◆ TEXTO FORNECIDO:
◇ ◇ ◇ ◇

Deslocamentos populacionais, migrações de crise e refugiados | Monções – Revista de Relações Internacionais | 2019
O início do século XXI pode ser marcado de diversas formas. Podemos elencar: as guerras ao terror, e suas graves consequências; a popularização da internet, e todas suas decorrências; a consolidação da China como ameaça à hegemonia das grandes potências ocidentais sobre o mundo, e seus impasses. Qualquer uma delas, ou outras que não inserimos aqui, não pode ser enxergada apenas como uma virada de página de um século para outro. Da mesma forma ocorre com as migrações internacionais, com suas variadas formas, estratégias, repercussões e impactos. As atualizações que esses movimentos populacionais estão sujeitos são marcadas, também, pelas assimilações que obtiveram a partir daquelas novidades que mencionamos.
Sem dúvida, os movimentos migratórios internacionais se avolumaram, isso em função, também, do aumento de guerras e catástrofes ambientais, principalmente nos países mais pobres. Consideramos que isso tenha ocorrido como consequência de uma somatória de elementos que aqui é difícil de ser resumida. Além dos conflitos e das tragédias, ocorridos por motivações internas ou externas a cada país, as formas como os vizinhos reagiram ou não, os posicionamentos políticos das nações mais desenvolvidas, as rotas que foram abertas ou consolidadas, as estratégias de sobrevivência e de administração dos recursos para chegar a um destino são apenas alguns dos pontos a constar nas observações. Há outros, diretamente ligados aos países em que escolhem, ou não, para sua reconstrução. E, neste ponto, reside aquilo que Michel Foucher denominou por obsessão pelas fronteiras, que pode ser entendida como uma expressão de endurecimento de práticas de controle por parte dos estados nacionais envolvidos. Mas, também, como uma atualização da governamentalidade ensinada por Michel Foucault, que se expressa, por exemplo, na seleção de ‘bons imigrantes’, que ocorre há muitos anos.
As formas de assimilação, as táticas de envolvimento com a sociedade local, as manutenções de redes familiares com o país de origem, são alguns dos pontos, que aparecem, mais sob a forma interrogativa do que exclamativa, residem nos corações e mentes desses personagens. De forma quase antagônica, os receios em aproximar, as práticas solidárias ou xenófobas, os níveis permitidos para o acesso à cidadania, aqui entendida em seu sentido político e não jurídico, permeiam aqueles que atuam nas esferas administrativas e a sociedade que os acolhe ou repele, de maneira quase que geral, além dos organismos de defesa da cidadania e promotores de oportunidades. O debate a respeito da migração internacional – pensando em seu trajeto, desde a decisão familiar ligada à saída, os caminhos enfrentados e as formas como vão lidar na nova sociedade em que vão viver – não cessa.

◇ ◇ ◇ ◇

◆ DADOS FORNECIDOS:
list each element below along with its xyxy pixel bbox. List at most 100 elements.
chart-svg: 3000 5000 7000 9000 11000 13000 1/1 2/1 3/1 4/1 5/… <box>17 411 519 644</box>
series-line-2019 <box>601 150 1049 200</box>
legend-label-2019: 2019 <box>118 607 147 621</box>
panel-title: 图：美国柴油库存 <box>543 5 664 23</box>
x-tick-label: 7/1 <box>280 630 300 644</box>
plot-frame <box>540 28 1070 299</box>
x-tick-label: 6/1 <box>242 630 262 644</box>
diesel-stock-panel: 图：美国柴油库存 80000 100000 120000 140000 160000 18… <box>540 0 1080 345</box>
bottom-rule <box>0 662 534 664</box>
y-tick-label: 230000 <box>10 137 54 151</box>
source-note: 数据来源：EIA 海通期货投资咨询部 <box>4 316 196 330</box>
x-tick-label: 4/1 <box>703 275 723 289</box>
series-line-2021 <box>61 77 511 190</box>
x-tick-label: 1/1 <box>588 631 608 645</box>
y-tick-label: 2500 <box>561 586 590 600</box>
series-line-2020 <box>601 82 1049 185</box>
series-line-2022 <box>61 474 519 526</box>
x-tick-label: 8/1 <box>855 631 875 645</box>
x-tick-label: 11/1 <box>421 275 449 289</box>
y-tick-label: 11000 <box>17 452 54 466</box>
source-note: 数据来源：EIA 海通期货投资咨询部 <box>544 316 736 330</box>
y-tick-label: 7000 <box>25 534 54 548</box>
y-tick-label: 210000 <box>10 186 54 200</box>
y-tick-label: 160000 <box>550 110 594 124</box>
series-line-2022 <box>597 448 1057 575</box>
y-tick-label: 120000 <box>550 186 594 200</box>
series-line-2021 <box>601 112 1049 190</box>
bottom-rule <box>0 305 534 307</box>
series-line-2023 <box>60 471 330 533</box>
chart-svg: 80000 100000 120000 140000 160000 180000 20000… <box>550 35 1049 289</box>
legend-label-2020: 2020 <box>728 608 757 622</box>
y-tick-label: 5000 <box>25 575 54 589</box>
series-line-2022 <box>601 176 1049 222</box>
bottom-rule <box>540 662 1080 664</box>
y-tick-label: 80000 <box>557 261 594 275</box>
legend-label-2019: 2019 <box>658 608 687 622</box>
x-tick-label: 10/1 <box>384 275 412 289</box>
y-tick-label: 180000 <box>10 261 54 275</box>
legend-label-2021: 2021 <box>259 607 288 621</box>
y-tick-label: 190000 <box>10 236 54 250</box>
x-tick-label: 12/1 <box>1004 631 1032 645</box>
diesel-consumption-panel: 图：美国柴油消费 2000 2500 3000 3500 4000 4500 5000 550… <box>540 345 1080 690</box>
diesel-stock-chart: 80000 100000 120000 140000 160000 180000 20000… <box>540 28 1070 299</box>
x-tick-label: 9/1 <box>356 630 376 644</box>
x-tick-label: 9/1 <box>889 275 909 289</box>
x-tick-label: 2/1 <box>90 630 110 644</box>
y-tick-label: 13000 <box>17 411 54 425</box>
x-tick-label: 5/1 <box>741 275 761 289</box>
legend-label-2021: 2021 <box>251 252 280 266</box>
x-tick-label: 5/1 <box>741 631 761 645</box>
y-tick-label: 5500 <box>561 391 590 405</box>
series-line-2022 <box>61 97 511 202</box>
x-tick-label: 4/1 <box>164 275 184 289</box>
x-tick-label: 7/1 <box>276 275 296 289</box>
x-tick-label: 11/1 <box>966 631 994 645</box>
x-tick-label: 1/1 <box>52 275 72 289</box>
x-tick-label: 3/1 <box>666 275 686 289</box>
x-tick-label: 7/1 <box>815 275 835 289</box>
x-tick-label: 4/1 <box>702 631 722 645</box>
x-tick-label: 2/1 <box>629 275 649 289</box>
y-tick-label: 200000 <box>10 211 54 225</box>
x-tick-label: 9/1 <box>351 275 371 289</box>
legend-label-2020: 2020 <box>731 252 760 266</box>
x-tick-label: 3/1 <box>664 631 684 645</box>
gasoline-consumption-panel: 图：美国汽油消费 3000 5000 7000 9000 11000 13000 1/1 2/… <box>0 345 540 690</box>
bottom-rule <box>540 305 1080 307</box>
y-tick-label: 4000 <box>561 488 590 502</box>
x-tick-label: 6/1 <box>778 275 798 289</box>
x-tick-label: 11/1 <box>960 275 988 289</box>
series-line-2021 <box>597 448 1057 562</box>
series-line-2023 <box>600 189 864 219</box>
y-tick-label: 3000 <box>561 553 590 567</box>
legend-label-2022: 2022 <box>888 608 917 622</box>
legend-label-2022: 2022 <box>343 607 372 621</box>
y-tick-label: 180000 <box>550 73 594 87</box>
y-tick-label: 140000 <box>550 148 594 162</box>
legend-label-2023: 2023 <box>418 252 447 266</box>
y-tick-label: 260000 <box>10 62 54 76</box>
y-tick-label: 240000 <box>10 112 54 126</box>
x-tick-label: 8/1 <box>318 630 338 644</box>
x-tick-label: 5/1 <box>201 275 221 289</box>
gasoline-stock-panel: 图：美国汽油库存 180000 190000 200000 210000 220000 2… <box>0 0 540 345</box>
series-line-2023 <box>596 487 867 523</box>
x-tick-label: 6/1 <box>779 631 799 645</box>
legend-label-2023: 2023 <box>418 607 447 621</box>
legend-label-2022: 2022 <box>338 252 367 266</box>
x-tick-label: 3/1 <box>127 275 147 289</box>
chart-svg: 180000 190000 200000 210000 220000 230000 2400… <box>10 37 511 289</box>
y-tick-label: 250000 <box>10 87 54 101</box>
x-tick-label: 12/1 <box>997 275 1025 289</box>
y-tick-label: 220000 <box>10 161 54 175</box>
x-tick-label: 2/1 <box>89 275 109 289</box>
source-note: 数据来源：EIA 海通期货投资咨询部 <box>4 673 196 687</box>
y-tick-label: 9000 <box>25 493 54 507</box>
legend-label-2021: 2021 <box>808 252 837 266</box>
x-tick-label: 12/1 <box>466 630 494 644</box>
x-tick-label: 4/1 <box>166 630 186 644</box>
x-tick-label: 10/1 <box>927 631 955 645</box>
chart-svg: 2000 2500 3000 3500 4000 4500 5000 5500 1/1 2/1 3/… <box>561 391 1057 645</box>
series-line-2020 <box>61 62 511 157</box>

◇ ◇ ◇ ◇

Transcreva, do texto sobre migrações internacionais, o trecho que se inicia com as palavras "Deslocamentos populacionais, migrações" e se encerra com "novidades que mencionamos.".

Deslocamentos populacionais, migrações de crise e refugiados | Monções – Revista de Relações Internacionais | 2019
O início do século XXI pode ser marcado de diversas formas. Podemos elencar: as guerras ao terror, e suas graves consequências; a popularização da internet, e todas suas decorrências; a consolidação da China como ameaça à hegemonia das grandes potências ocidentais sobre o mundo, e seus impasses. Qualquer uma delas, ou outras que não inserimos aqui, não pode ser enxergada apenas como uma virada de página de um século para outro. Da mesma forma ocorre com as migrações internacionais, com suas variadas formas, estratégias, repercussões e impactos. As atualizações que esses movimentos populacionais estão sujeitos são marcadas, também, pelas assimilações que obtiveram a partir daquelas novidades que mencionamos.